>>>

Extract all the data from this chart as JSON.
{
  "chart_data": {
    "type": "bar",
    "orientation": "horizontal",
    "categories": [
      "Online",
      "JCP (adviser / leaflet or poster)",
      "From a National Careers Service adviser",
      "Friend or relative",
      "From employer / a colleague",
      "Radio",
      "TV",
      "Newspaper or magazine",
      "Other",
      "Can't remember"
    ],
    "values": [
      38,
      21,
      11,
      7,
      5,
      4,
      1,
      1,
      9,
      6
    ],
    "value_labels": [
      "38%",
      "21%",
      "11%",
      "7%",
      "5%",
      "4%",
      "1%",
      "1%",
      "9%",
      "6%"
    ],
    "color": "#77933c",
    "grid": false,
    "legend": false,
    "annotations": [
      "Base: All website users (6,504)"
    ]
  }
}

<<<

Exercise task:
Each record above should be returned exactly as it appears.

Answer below:
Extract all the data from this chart as JSON.
{
  "chart_data": {
    "type": "bar",
    "orientation": "horizontal",
    "categories": [
      "Online",
      "JCP (adviser / leaflet or poster)",
      "From a National Careers Service adviser",
      "Friend or relative",
      "From employer / a colleague",
      "Radio",
      "TV",
      "Newspaper or magazine",
      "Other",
      "Can't remember"
    ],
    "values": [
      38,
      21,
      11,
      7,
      5,
      4,
      1,
      1,
      9,
      6
    ],
    "value_labels": [
      "38%",
      "21%",
      "11%",
      "7%",
      "5%",
      "4%",
      "1%",
      "1%",
      "9%",
      "6%"
    ],
    "color": "#77933c",
    "grid": false,
    "legend": false,
    "annotations": [
      "Base: All website users (6,504)"
    ]
  }
}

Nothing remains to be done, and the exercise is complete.